Dataset extract:
* * * * * * *

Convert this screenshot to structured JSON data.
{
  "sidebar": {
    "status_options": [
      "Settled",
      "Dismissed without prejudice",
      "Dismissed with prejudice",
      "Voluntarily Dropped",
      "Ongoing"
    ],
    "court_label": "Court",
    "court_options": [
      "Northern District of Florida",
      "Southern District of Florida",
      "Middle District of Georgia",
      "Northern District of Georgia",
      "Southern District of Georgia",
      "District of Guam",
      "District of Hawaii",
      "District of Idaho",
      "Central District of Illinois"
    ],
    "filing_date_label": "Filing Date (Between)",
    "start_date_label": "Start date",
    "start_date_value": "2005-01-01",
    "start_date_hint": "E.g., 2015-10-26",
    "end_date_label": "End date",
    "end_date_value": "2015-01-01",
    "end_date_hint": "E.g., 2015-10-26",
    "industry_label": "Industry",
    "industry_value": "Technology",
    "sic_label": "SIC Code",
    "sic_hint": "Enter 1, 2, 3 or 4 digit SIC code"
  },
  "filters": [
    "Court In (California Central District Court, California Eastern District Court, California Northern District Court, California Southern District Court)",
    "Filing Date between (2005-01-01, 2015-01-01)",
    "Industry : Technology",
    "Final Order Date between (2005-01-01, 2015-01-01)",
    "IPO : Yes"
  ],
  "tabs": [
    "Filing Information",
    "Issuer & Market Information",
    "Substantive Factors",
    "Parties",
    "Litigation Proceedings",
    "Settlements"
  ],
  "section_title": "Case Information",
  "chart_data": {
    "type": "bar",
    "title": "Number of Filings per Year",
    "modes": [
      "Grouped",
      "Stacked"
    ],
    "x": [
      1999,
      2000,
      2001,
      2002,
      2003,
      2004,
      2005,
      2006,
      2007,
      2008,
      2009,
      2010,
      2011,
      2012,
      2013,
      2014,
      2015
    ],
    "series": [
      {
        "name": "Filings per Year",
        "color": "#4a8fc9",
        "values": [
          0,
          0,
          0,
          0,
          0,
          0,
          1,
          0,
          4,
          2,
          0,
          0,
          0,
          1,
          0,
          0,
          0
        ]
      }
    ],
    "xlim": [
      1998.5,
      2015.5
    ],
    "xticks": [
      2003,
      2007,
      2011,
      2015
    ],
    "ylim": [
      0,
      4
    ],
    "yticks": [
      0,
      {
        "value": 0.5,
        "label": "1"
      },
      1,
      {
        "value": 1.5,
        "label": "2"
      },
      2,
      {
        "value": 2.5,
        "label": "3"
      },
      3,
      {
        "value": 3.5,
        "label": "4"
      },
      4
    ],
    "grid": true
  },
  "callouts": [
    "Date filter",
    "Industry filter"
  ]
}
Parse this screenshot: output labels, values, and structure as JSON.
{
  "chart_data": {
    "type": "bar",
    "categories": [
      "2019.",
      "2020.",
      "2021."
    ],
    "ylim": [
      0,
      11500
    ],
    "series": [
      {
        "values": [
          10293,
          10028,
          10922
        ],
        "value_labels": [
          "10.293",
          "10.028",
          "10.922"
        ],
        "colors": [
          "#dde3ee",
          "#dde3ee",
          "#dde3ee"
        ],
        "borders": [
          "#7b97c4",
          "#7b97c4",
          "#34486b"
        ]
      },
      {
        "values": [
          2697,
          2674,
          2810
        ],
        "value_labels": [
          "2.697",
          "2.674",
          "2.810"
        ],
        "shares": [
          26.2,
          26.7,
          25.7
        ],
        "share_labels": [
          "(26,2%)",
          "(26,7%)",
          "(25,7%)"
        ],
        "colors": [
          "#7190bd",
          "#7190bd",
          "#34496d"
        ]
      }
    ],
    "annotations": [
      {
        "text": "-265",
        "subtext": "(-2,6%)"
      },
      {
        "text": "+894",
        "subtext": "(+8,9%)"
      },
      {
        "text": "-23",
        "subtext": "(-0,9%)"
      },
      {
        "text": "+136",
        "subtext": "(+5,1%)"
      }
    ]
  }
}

* * * * * * *

Short problem: Return each entry from the material above exactly as it appears.

The response:
Convert this screenshot to structured JSON data.
{
  "sidebar": {
    "status_options": [
      "Settled",
      "Dismissed without prejudice",
      "Dismissed with prejudice",
      "Voluntarily Dropped",
      "Ongoing"
    ],
    "court_label": "Court",
    "court_options": [
      "Northern District of Florida",
      "Southern District of Florida",
      "Middle District of Georgia",
      "Northern District of Georgia",
      "Southern District of Georgia",
      "District of Guam",
      "District of Hawaii",
      "District of Idaho",
      "Central District of Illinois"
    ],
    "filing_date_label": "Filing Date (Between)",
    "start_date_label": "Start date",
    "start_date_value": "2005-01-01",
    "start_date_hint": "E.g., 2015-10-26",
    "end_date_label": "End date",
    "end_date_value": "2015-01-01",
    "end_date_hint": "E.g., 2015-10-26",
    "industry_label": "Industry",
    "industry_value": "Technology",
    "sic_label": "SIC Code",
    "sic_hint": "Enter 1, 2, 3 or 4 digit SIC code"
  },
  "filters": [
    "Court In (California Central District Court, California Eastern District Court, California Northern District Court, California Southern District Court)",
    "Filing Date between (2005-01-01, 2015-01-01)",
    "Industry : Technology",
    "Final Order Date between (2005-01-01, 2015-01-01)",
    "IPO : Yes"
  ],
  "tabs": [
    "Filing Information",
    "Issuer & Market Information",
    "Substantive Factors",
    "Parties",
    "Litigation Proceedings",
    "Settlements"
  ],
  "section_title": "Case Information",
  "chart_data": {
    "type": "bar",
    "title": "Number of Filings per Year",
    "modes": [
      "Grouped",
      "Stacked"
    ],
    "x": [
      1999,
      2000,
      2001,
      2002,
      2003,
      2004,
      2005,
      2006,
      2007,
      2008,
      2009,
      2010,
      2011,
      2012,
      2013,
      2014,
      2015
    ],
    "series": [
      {
        "name": "Filings per Year",
        "color": "#4a8fc9",
        "values": [
          0,
          0,
          0,
          0,
          0,
          0,
          1,
          0,
          4,
          2,
          0,
          0,
          0,
          1,
          0,
          0,
          0
        ]
      }
    ],
    "xlim": [
      1998.5,
      2015.5
    ],
    "xticks": [
      2003,
      2007,
      2011,
      2015
    ],
    "ylim": [
      0,
      4
    ],
    "yticks": [
      0,
      {
        "value": 0.5,
        "label": "1"
      },
      1,
      {
        "value": 1.5,
        "label": "2"
      },
      2,
      {
        "value": 2.5,
        "label": "3"
      },
      3,
      {
        "value": 3.5,
        "label": "4"
      },
      4
    ],
    "grid": true
  },
  "callouts": [
    "Date filter",
    "Industry filter"
  ]
}
Parse this screenshot: output labels, values, and structure as JSON.
{
  "chart_data": {
    "type": "bar",
    "categories": [
      "2019.",
      "2020.",
      "2021."
    ],
    "ylim": [
      0,
      11500
    ],
    "series": [
      {
        "values": [
          10293,
          10028,
          10922
        ],
        "value_labels": [
          "10.293",
          "10.028",
          "10.922"
        ],
        "colors": [
          "#dde3ee",
          "#dde3ee",
          "#dde3ee"
        ],
        "borders": [
          "#7b97c4",
          "#7b97c4",
          "#34486b"
        ]
      },
      {
        "values": [
          2697,
          2674,
          2810
        ],
        "value_labels": [
          "2.697",
          "2.674",
          "2.810"
        ],
        "shares": [
          26.2,
          26.7,
          25.7
        ],
        "share_labels": [
          "(26,2%)",
          "(26,7%)",
          "(25,7%)"
        ],
        "colors": [
          "#7190bd",
          "#7190bd",
          "#34496d"
        ]
      }
    ],
    "annotations": [
      {
        "text": "-265",
        "subtext": "(-2,6%)"
      },
      {
        "text": "+894",
        "subtext": "(+8,9%)"
      },
      {
        "text": "-23",
        "subtext": "(-0,9%)"
      },
      {
        "text": "+136",
        "subtext": "(+5,1%)"
      }
    ]
  }
}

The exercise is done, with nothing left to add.